» What is being asked
Filter out everything except lines holding "prospetto".

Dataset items

■ ■ ■ ■ ■ ■ ■

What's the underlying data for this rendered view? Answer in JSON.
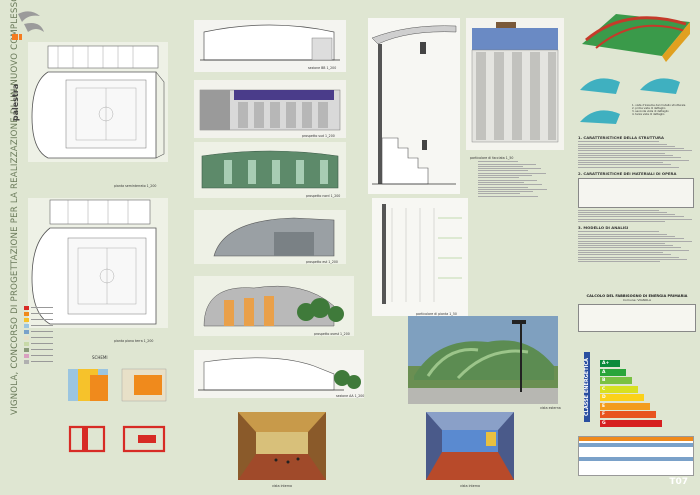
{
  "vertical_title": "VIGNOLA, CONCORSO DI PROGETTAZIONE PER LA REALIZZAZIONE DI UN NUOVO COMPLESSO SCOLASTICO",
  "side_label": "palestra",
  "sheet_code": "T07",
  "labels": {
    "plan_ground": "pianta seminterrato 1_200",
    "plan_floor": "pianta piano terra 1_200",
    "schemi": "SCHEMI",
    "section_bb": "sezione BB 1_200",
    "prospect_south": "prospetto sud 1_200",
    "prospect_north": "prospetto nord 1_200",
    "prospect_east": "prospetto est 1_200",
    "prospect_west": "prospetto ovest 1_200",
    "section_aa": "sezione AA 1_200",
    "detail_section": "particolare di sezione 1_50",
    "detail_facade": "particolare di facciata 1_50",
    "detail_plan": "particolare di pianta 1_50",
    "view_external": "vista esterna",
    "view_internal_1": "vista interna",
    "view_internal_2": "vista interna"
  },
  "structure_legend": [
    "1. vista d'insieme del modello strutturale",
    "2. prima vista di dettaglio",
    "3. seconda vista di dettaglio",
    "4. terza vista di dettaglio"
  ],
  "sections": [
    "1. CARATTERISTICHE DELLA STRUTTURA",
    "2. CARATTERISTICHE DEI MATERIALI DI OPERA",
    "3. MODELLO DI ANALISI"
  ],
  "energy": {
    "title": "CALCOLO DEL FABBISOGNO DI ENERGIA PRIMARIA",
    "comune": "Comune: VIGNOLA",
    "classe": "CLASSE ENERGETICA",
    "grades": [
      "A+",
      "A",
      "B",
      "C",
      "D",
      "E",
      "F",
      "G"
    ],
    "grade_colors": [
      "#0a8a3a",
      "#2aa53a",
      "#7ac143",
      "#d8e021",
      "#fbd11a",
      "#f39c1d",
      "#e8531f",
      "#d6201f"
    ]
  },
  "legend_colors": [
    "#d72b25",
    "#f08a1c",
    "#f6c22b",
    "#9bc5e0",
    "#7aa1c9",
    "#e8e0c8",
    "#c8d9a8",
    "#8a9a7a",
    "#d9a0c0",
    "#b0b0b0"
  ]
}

■ ■ ■ ■ ■ ■ ■

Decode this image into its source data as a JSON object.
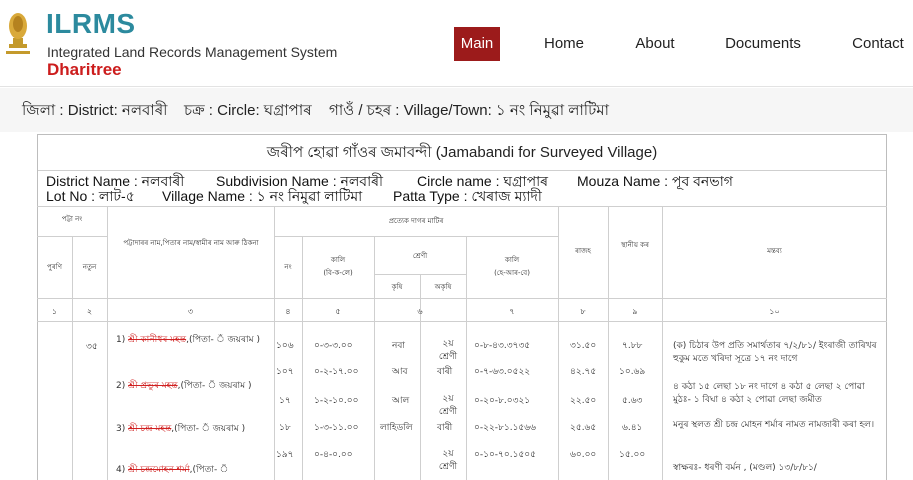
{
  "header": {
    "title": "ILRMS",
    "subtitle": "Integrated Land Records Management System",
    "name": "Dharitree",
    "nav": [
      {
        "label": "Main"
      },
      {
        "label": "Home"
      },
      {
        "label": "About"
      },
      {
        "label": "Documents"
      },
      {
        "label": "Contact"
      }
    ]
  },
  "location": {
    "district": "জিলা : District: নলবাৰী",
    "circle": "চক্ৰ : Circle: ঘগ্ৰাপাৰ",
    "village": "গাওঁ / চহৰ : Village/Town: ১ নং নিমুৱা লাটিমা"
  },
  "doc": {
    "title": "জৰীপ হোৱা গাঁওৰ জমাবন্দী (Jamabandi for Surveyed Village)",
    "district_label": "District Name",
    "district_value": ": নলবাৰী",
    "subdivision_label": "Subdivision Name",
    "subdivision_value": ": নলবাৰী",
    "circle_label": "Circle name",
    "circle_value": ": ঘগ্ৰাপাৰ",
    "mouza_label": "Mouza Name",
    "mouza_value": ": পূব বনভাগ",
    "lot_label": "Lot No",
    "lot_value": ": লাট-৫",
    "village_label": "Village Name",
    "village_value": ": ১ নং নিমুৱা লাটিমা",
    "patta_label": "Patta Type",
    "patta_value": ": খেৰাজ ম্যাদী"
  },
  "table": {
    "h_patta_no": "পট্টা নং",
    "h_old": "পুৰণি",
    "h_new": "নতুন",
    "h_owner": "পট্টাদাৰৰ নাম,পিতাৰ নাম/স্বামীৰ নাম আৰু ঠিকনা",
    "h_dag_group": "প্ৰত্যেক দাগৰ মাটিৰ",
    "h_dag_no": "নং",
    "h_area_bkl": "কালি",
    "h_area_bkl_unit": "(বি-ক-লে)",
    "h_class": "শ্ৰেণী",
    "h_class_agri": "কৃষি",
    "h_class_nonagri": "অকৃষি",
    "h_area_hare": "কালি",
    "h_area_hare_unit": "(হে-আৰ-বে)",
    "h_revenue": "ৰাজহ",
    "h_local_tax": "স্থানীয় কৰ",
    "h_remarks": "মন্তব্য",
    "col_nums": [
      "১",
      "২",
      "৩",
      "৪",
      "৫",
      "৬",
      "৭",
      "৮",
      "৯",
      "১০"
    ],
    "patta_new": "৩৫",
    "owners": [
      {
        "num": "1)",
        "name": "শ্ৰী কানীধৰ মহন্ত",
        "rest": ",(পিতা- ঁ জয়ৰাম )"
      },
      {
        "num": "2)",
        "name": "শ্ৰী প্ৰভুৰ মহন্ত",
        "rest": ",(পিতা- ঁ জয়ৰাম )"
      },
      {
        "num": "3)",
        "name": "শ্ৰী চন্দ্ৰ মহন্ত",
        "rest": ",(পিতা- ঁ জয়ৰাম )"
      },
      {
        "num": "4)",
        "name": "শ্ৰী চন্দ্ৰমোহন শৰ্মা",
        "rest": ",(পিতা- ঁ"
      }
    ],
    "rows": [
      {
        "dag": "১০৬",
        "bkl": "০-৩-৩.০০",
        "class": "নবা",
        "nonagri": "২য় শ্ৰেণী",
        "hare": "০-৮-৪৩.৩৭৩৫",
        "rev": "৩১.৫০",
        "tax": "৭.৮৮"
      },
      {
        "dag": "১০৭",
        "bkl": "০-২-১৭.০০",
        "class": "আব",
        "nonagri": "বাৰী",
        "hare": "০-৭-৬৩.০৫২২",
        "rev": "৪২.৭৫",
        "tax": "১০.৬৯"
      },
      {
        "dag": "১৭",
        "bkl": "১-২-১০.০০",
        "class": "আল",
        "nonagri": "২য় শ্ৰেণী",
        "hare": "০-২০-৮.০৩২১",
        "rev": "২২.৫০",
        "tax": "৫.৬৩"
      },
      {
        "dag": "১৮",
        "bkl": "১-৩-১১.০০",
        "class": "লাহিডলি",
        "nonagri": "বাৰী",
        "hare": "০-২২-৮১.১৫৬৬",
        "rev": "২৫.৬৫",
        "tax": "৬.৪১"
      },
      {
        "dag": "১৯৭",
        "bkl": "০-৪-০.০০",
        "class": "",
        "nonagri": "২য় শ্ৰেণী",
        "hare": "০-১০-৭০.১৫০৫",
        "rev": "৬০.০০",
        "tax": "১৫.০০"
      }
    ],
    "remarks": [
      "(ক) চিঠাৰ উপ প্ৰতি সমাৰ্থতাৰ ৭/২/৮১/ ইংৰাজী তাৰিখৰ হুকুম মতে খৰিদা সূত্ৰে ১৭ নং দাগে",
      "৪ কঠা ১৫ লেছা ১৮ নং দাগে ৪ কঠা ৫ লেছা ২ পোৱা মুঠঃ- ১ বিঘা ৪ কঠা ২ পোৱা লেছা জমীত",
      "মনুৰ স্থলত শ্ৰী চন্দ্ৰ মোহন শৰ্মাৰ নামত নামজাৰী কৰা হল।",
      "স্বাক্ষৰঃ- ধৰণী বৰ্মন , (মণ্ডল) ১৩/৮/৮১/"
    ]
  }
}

■ ■ ■ ■ ■ ■ ■

» Response to this task
    "prospect_south": "prospetto sud 1_200",
    "prospect_north": "prospetto nord 1_200",
    "prospect_east": "prospetto est 1_200",
    "prospect_west": "prospetto ovest 1_200",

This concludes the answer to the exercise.